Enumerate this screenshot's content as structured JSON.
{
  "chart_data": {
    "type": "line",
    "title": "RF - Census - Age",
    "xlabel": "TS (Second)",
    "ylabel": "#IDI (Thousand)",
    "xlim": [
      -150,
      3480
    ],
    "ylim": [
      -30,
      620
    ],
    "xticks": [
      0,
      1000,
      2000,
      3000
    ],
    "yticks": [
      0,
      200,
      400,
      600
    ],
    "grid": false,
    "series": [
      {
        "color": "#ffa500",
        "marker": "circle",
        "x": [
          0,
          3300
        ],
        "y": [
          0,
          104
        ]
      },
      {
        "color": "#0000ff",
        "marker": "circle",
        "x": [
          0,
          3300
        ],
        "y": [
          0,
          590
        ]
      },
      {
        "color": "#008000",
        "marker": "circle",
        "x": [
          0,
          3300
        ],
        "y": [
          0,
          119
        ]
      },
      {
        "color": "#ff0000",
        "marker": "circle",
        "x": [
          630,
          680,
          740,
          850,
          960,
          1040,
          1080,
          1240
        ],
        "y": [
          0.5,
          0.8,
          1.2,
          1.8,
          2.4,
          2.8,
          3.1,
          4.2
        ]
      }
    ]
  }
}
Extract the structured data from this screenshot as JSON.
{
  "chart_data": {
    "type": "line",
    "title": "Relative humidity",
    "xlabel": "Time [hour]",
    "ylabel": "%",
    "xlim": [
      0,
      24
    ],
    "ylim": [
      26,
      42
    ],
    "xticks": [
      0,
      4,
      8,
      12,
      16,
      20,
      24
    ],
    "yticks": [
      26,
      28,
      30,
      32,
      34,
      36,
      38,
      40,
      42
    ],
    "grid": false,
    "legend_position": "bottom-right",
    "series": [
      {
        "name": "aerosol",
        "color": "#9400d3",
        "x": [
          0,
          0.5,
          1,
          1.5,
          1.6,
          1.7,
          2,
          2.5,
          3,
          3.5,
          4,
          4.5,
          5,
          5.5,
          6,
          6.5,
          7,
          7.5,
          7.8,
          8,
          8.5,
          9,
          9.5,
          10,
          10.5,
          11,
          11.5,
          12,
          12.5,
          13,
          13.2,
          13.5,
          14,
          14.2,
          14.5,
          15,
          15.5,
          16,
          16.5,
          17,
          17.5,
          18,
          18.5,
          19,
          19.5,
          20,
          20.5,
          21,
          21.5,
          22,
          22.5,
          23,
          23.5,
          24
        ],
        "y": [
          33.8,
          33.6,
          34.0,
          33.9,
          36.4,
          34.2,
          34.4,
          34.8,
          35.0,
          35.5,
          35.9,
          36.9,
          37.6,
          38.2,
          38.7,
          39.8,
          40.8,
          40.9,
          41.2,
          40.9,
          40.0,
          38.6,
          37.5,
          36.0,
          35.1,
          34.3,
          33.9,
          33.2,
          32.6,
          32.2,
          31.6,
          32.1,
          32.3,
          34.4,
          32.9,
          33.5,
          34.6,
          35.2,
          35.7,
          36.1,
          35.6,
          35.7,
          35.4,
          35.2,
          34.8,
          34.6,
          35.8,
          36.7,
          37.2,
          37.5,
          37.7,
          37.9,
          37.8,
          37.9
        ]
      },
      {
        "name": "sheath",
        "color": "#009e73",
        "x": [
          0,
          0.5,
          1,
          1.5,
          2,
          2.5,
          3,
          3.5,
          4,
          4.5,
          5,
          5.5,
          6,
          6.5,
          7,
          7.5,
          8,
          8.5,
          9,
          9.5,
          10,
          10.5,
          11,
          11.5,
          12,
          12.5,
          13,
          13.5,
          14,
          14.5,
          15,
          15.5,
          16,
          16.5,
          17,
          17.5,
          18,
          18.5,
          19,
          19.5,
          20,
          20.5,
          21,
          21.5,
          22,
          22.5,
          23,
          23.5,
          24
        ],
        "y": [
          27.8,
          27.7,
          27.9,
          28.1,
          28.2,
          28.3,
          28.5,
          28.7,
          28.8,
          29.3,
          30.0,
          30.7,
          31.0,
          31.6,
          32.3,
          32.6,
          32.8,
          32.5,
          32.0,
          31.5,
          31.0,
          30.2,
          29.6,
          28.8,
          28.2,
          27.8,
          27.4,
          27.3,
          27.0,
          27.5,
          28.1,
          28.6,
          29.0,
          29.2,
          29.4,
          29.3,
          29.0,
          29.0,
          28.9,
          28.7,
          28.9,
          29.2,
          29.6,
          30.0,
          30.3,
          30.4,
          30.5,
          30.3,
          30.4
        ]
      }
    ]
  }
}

■ ■ ■ ■ ■

EXERCISE REQUIREMENTS
Locate the word "color" in the records and collect each line it appears in.

RIGHT ANSWER
        "color": "#ffa500",
        "color": "#0000ff",
        "color": "#008000",
        "color": "#ff0000",
        "color": "#9400d3",
        "color": "#009e73",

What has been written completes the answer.